## BEGIN
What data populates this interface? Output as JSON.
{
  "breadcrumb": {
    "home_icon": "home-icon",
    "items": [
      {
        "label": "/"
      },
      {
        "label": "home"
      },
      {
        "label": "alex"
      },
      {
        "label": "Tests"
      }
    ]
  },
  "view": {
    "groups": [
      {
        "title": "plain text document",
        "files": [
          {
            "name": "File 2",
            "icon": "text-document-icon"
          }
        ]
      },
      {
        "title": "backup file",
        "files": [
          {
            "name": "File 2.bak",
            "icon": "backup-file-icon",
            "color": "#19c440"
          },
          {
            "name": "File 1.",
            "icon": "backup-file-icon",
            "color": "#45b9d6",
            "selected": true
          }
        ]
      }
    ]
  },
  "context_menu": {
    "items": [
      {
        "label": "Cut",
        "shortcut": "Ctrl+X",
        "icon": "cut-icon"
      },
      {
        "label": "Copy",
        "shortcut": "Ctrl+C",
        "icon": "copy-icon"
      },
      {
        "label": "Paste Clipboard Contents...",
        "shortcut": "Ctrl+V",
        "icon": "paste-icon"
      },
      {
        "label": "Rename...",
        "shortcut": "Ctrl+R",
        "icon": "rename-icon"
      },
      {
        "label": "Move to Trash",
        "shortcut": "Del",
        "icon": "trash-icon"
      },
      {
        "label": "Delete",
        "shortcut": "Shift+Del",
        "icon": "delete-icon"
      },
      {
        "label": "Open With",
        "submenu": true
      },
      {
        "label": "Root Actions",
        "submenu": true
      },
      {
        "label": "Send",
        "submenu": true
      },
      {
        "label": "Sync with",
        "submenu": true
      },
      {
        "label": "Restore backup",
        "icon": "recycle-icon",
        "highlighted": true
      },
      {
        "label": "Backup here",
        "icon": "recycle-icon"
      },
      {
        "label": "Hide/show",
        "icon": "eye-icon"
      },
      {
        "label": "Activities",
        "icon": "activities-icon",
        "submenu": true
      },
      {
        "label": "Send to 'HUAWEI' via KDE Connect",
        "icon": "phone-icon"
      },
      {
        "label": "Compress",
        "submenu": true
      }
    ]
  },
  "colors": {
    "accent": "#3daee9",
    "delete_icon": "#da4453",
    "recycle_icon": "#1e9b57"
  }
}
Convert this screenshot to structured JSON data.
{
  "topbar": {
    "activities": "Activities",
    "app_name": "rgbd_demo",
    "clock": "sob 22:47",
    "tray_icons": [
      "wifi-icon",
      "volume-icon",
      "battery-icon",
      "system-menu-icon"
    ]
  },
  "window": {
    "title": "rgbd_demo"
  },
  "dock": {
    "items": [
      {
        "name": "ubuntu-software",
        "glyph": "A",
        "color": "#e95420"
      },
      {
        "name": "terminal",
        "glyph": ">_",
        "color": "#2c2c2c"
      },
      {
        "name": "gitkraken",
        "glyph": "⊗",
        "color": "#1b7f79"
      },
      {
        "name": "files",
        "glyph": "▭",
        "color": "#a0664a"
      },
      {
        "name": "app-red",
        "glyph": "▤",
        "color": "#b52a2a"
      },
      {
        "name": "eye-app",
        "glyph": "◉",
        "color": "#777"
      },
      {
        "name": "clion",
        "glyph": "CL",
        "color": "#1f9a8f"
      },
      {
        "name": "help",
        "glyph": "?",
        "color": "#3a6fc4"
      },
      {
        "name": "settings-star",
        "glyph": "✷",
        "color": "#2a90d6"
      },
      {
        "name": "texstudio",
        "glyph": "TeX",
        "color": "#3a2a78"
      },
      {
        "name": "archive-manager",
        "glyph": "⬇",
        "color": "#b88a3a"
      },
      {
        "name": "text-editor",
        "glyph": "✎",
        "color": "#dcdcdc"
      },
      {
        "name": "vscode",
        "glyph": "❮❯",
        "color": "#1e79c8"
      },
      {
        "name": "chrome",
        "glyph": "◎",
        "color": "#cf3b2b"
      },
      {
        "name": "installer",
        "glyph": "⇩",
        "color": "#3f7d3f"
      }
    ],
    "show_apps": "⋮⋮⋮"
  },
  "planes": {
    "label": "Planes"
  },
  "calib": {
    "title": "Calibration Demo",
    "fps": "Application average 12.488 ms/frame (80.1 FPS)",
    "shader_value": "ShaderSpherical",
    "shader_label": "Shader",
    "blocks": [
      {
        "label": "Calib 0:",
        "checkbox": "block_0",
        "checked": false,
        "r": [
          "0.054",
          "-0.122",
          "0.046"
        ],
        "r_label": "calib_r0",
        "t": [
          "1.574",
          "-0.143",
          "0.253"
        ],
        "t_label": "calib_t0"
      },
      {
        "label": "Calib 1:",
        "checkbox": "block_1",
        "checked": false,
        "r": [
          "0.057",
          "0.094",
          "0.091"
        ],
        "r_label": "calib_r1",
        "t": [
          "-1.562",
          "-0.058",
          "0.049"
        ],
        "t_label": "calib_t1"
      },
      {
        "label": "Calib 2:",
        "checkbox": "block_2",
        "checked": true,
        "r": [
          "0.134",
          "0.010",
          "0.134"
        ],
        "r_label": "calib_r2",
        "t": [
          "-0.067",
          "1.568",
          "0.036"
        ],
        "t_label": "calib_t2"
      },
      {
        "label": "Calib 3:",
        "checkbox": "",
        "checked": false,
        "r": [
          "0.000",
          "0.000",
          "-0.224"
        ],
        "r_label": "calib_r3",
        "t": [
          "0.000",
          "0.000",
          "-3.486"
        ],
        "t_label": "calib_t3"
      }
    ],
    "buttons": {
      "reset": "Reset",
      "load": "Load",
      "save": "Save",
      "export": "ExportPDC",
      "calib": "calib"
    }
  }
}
## END
Task objective: Repeat the data exactly. Leave nothing out.

Result of the exercise:
What data populates this interface? Output as JSON.
{
  "breadcrumb": {
    "home_icon": "home-icon",
    "items": [
      {
        "label": "/"
      },
      {
        "label": "home"
      },
      {
        "label": "alex"
      },
      {
        "label": "Tests"
      }
    ]
  },
  "view": {
    "groups": [
      {
        "title": "plain text document",
        "files": [
          {
            "name": "File 2",
            "icon": "text-document-icon"
          }
        ]
      },
      {
        "title": "backup file",
        "files": [
          {
            "name": "File 2.bak",
            "icon": "backup-file-icon",
            "color": "#19c440"
          },
          {
            "name": "File 1.",
            "icon": "backup-file-icon",
            "color": "#45b9d6",
            "selected": true
          }
        ]
      }
    ]
  },
  "context_menu": {
    "items": [
      {
        "label": "Cut",
        "shortcut": "Ctrl+X",
        "icon": "cut-icon"
      },
      {
        "label": "Copy",
        "shortcut": "Ctrl+C",
        "icon": "copy-icon"
      },
      {
        "label": "Paste Clipboard Contents...",
        "shortcut": "Ctrl+V",
        "icon": "paste-icon"
      },
      {
        "label": "Rename...",
        "shortcut": "Ctrl+R",
        "icon": "rename-icon"
      },
      {
        "label": "Move to Trash",
        "shortcut": "Del",
        "icon": "trash-icon"
      },
      {
        "label": "Delete",
        "shortcut": "Shift+Del",
        "icon": "delete-icon"
      },
      {
        "label": "Open With",
        "submenu": true
      },
      {
        "label": "Root Actions",
        "submenu": true
      },
      {
        "label": "Send",
        "submenu": true
      },
      {
        "label": "Sync with",
        "submenu": true
      },
      {
        "label": "Restore backup",
        "icon": "recycle-icon",
        "highlighted": true
      },
      {
        "label": "Backup here",
        "icon": "recycle-icon"
      },
      {
        "label": "Hide/show",
        "icon": "eye-icon"
      },
      {
        "label": "Activities",
        "icon": "activities-icon",
        "submenu": true
      },
      {
        "label": "Send to 'HUAWEI' via KDE Connect",
        "icon": "phone-icon"
      },
      {
        "label": "Compress",
        "submenu": true
      }
    ]
  },
  "colors": {
    "accent": "#3daee9",
    "delete_icon": "#da4453",
    "recycle_icon": "#1e9b57"
  }
}
Convert this screenshot to structured JSON data.
{
  "topbar": {
    "activities": "Activities",
    "app_name": "rgbd_demo",
    "clock": "sob 22:47",
    "tray_icons": [
      "wifi-icon",
      "volume-icon",
      "battery-icon",
      "system-menu-icon"
    ]
  },
  "window": {
    "title": "rgbd_demo"
  },
  "dock": {
    "items": [
      {
        "name": "ubuntu-software",
        "glyph": "A",
        "color": "#e95420"
      },
      {
        "name": "terminal",
        "glyph": ">_",
        "color": "#2c2c2c"
      },
      {
        "name": "gitkraken",
        "glyph": "⊗",
        "color": "#1b7f79"
      },
      {
        "name": "files",
        "glyph": "▭",
        "color": "#a0664a"
      },
      {
        "name": "app-red",
        "glyph": "▤",
        "color": "#b52a2a"
      },
      {
        "name": "eye-app",
        "glyph": "◉",
        "color": "#777"
      },
      {
        "name": "clion",
        "glyph": "CL",
        "color": "#1f9a8f"
      },
      {
        "name": "help",
        "glyph": "?",
        "color": "#3a6fc4"
      },
      {
        "name": "settings-star",
        "glyph": "✷",
        "color": "#2a90d6"
      },
      {
        "name": "texstudio",
        "glyph": "TeX",
        "color": "#3a2a78"
      },
      {
        "name": "archive-manager",
        "glyph": "⬇",
        "color": "#b88a3a"
      },
      {
        "name": "text-editor",
        "glyph": "✎",
        "color": "#dcdcdc"
      },
      {
        "name": "vscode",
        "glyph": "❮❯",
        "color": "#1e79c8"
      },
      {
        "name": "chrome",
        "glyph": "◎",
        "color": "#cf3b2b"
      },
      {
        "name": "installer",
        "glyph": "⇩",
        "color": "#3f7d3f"
      }
    ],
    "show_apps": "⋮⋮⋮"
  },
  "planes": {
    "label": "Planes"
  },
  "calib": {
    "title": "Calibration Demo",
    "fps": "Application average 12.488 ms/frame (80.1 FPS)",
    "shader_value": "ShaderSpherical",
    "shader_label": "Shader",
    "blocks": [
      {
        "label": "Calib 0:",
        "checkbox": "block_0",
        "checked": false,
        "r": [
          "0.054",
          "-0.122",
          "0.046"
        ],
        "r_label": "calib_r0",
        "t": [
          "1.574",
          "-0.143",
          "0.253"
        ],
        "t_label": "calib_t0"
      },
      {
        "label": "Calib 1:",
        "checkbox": "block_1",
        "checked": false,
        "r": [
          "0.057",
          "0.094",
          "0.091"
        ],
        "r_label": "calib_r1",
        "t": [
          "-1.562",
          "-0.058",
          "0.049"
        ],
        "t_label": "calib_t1"
      },
      {
        "label": "Calib 2:",
        "checkbox": "block_2",
        "checked": true,
        "r": [
          "0.134",
          "0.010",
          "0.134"
        ],
        "r_label": "calib_r2",
        "t": [
          "-0.067",
          "1.568",
          "0.036"
        ],
        "t_label": "calib_t2"
      },
      {
        "label": "Calib 3:",
        "checkbox": "",
        "checked": false,
        "r": [
          "0.000",
          "0.000",
          "-0.224"
        ],
        "r_label": "calib_r3",
        "t": [
          "0.000",
          "0.000",
          "-3.486"
        ],
        "t_label": "calib_t3"
      }
    ],
    "buttons": {
      "reset": "Reset",
      "load": "Load",
      "save": "Save",
      "export": "ExportPDC",
      "calib": "calib"
    }
  }
}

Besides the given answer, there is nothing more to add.